## [WHAT TO DO]
Your task is to tally the lines of the listing containing the word "JSON" and report the figure alone.

— START LISTED ENTRIES —

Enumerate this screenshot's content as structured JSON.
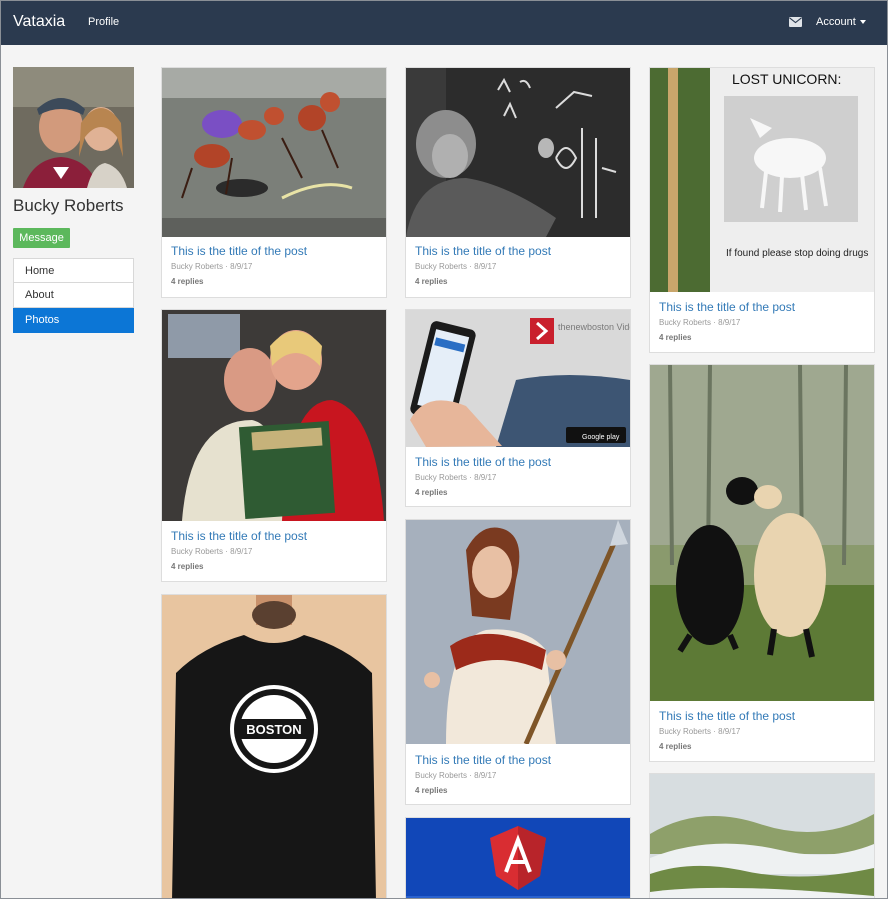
{
  "navbar": {
    "brand": "Vataxia",
    "profile_link": "Profile",
    "mail_icon": "envelope-icon",
    "account_label": "Account"
  },
  "sidebar": {
    "name": "Bucky Roberts",
    "message_button": "Message",
    "items": [
      {
        "label": "Home",
        "active": false
      },
      {
        "label": "About",
        "active": false
      },
      {
        "label": "Photos",
        "active": true
      }
    ]
  },
  "posts": [
    {
      "title": "This is the title of the post",
      "author": "Bucky Roberts",
      "date": "8/9/17",
      "meta": "Bucky Roberts · 8/9/17",
      "replies": "4 replies",
      "image": "ants-on-street"
    },
    {
      "title": "This is the title of the post",
      "author": "Bucky Roberts",
      "date": "8/9/17",
      "meta": "Bucky Roberts · 8/9/17",
      "replies": "4 replies",
      "image": "einstein-chalkboard"
    },
    {
      "title": "This is the title of the post",
      "author": "Bucky Roberts",
      "date": "8/9/17",
      "meta": "Bucky Roberts · 8/9/17",
      "replies": "4 replies",
      "image": "lost-unicorn-poster"
    },
    {
      "title": "This is the title of the post",
      "author": "Bucky Roberts",
      "date": "8/9/17",
      "meta": "Bucky Roberts · 8/9/17",
      "replies": "4 replies",
      "image": "couple-with-record"
    },
    {
      "title": "This is the title of the post",
      "author": "Bucky Roberts",
      "date": "8/9/17",
      "meta": "Bucky Roberts · 8/9/17",
      "replies": "4 replies",
      "image": "thenewboston-app-phone"
    },
    {
      "title": "This is the title of the post",
      "author": "Bucky Roberts",
      "date": "8/9/17",
      "meta": "Bucky Roberts · 8/9/17",
      "replies": "4 replies",
      "image": "bears"
    },
    {
      "title": "This is the title of the post",
      "author": "Bucky Roberts",
      "date": "8/9/17",
      "meta": "Bucky Roberts · 8/9/17",
      "replies": "4 replies",
      "image": "warrior-illustration"
    },
    {
      "image": "boston-tshirt"
    },
    {
      "image": "angular-logo"
    },
    {
      "image": "foggy-hills"
    }
  ],
  "image_text": {
    "unicorn_heading": "LOST UNICORN:",
    "unicorn_note": "If found please stop doing drugs",
    "tnb_label": "thenewboston Videos",
    "google_play": "Google play",
    "boston_label": "BOSTON"
  },
  "colors": {
    "navbar": "#2b3a4f",
    "primary": "#0c76d6",
    "link": "#337ab7",
    "success": "#5cb85c",
    "background": "#f4f4f4"
  }
}
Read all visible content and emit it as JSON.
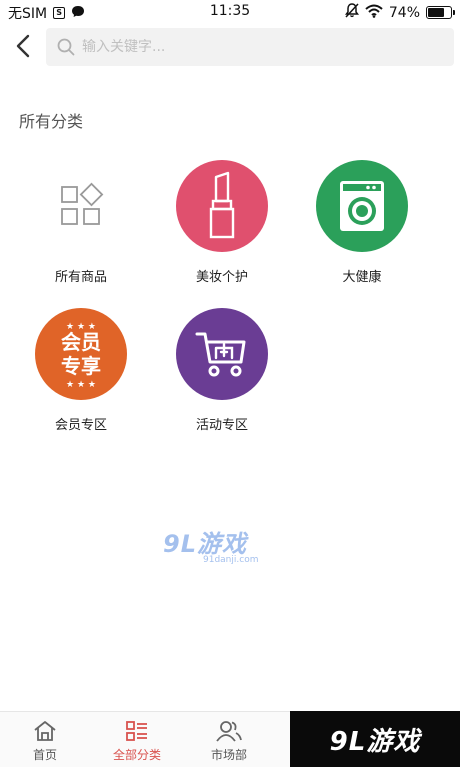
{
  "status_bar": {
    "carrier": "无SIM",
    "sim_indicator": "S",
    "time": "11:35",
    "battery_percent": "74%",
    "battery_level": 0.74,
    "icons": [
      "message-icon",
      "mute-icon",
      "wifi-icon",
      "battery-icon"
    ]
  },
  "header": {
    "back_icon": "chevron-left-icon",
    "search_placeholder": "输入关键字..."
  },
  "section": {
    "title": "所有分类"
  },
  "categories": [
    {
      "label": "所有商品",
      "icon": "grid-icon",
      "color": "#ffffff"
    },
    {
      "label": "美妆个护",
      "icon": "lipstick-icon",
      "color": "#e0506e"
    },
    {
      "label": "大健康",
      "icon": "washing-machine-icon",
      "color": "#2ba05a"
    },
    {
      "label": "会员专区",
      "icon": "member-badge-icon",
      "color": "#e06428",
      "badge_text_1": "会员",
      "badge_text_2": "专享"
    },
    {
      "label": "活动专区",
      "icon": "shopping-cart-icon",
      "color": "#6a3d94"
    }
  ],
  "watermark": {
    "center_main": "9L游戏",
    "center_sub": "91danji.com",
    "corner": "9L游戏"
  },
  "bottom_nav": [
    {
      "label": "首页",
      "icon": "home-icon",
      "active": false
    },
    {
      "label": "全部分类",
      "icon": "category-list-icon",
      "active": true
    },
    {
      "label": "市场部",
      "icon": "people-icon",
      "active": false
    }
  ],
  "colors": {
    "accent": "#d9534f",
    "search_bg": "#f2f2f2"
  }
}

— END LISTED ENTRIES —

## [ANSWER BELOW]
2